===== MATERIAL SUPPLIED =====
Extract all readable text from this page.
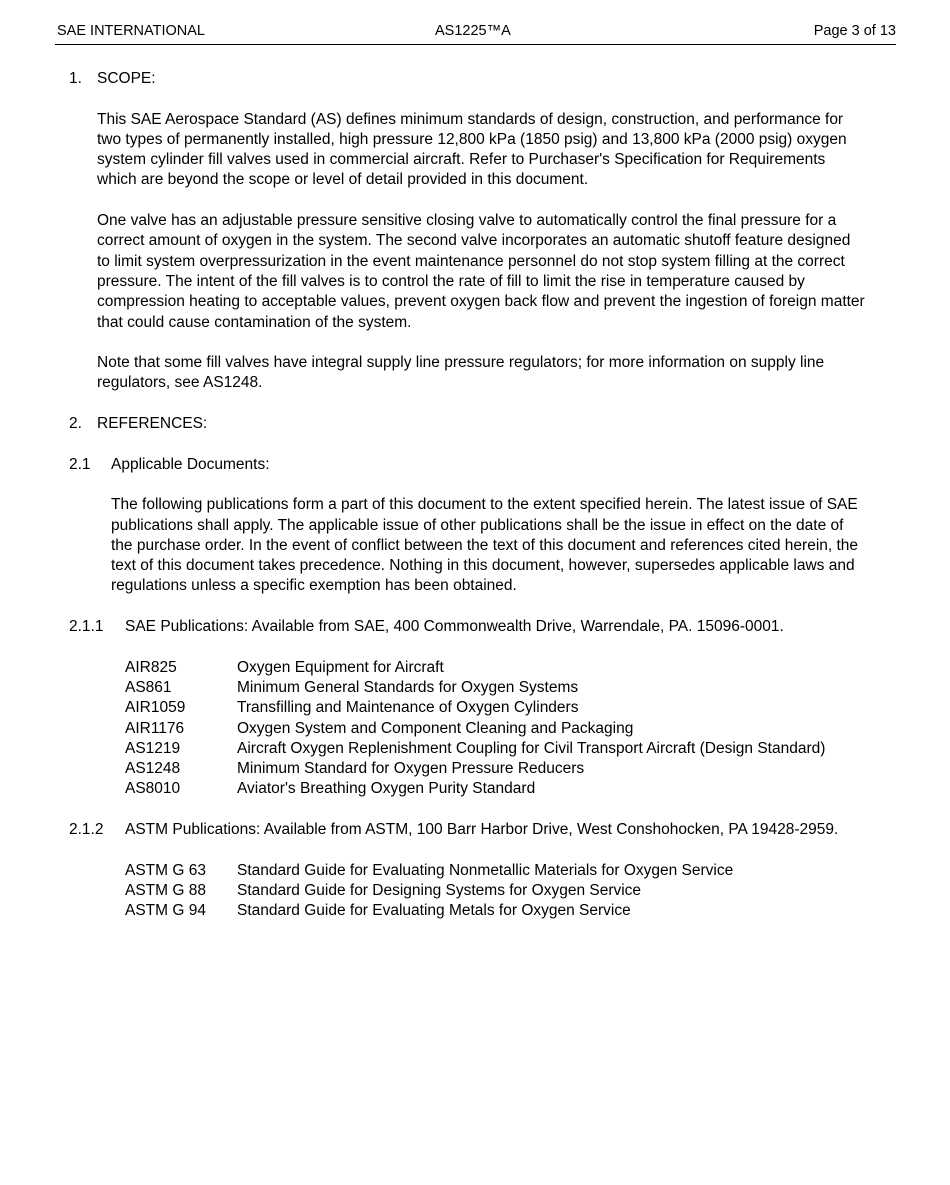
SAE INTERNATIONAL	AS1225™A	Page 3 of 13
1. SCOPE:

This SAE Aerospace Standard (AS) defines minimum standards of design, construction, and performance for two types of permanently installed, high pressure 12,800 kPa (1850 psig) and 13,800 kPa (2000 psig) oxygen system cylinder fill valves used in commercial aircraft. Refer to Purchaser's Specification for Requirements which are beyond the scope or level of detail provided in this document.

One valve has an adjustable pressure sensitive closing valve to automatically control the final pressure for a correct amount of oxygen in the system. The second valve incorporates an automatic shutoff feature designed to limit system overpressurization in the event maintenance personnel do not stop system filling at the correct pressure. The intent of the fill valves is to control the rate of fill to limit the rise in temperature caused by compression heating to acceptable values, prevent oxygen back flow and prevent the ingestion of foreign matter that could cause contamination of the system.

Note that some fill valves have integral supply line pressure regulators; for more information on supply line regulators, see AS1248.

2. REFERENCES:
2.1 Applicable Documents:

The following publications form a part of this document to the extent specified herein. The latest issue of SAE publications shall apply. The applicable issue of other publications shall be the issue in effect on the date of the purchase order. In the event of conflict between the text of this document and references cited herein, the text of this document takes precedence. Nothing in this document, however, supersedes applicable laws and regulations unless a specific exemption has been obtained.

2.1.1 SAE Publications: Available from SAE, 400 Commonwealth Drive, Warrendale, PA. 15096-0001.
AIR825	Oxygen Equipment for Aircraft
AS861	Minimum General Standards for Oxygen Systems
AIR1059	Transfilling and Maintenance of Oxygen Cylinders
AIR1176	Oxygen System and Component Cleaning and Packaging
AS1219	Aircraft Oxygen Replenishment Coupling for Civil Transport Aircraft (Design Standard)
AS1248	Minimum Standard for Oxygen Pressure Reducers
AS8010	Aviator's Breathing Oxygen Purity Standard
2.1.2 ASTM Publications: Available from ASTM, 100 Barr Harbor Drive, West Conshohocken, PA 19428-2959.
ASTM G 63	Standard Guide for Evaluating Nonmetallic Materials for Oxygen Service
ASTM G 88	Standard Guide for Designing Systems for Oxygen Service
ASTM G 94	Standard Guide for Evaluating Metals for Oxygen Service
=====
§ WHAT TO PRODUCE
Search the data for the string "valves". List each line that has it.

§ CORRECT ANSWER
This SAE Aerospace Standard (AS) defines minimum standards of design, construction, and performance for two types of permanently installed, high pressure 12,800 kPa (1850 psig) and 13,800 kPa (2000 psig) oxygen system cylinder fill valves used in commercial aircraft. Refer to Purchaser's Specification for Requirements which are beyond the scope or level of detail provided in this document.
One valve has an adjustable pressure sensitive closing valve to automatically control the final pressure for a correct amount of oxygen in the system. The second valve incorporates an automatic shutoff feature designed to limit system overpressurization in the event maintenance personnel do not stop system filling at the correct pressure. The intent of the fill valves is to control the rate of fill to limit the rise in temperature caused by compression heating to acceptable values, prevent oxygen back flow and prevent the ingestion of foreign matter that could cause contamination of the system.
Note that some fill valves have integral supply line pressure regulators; for more information on supply line regulators, see AS1248.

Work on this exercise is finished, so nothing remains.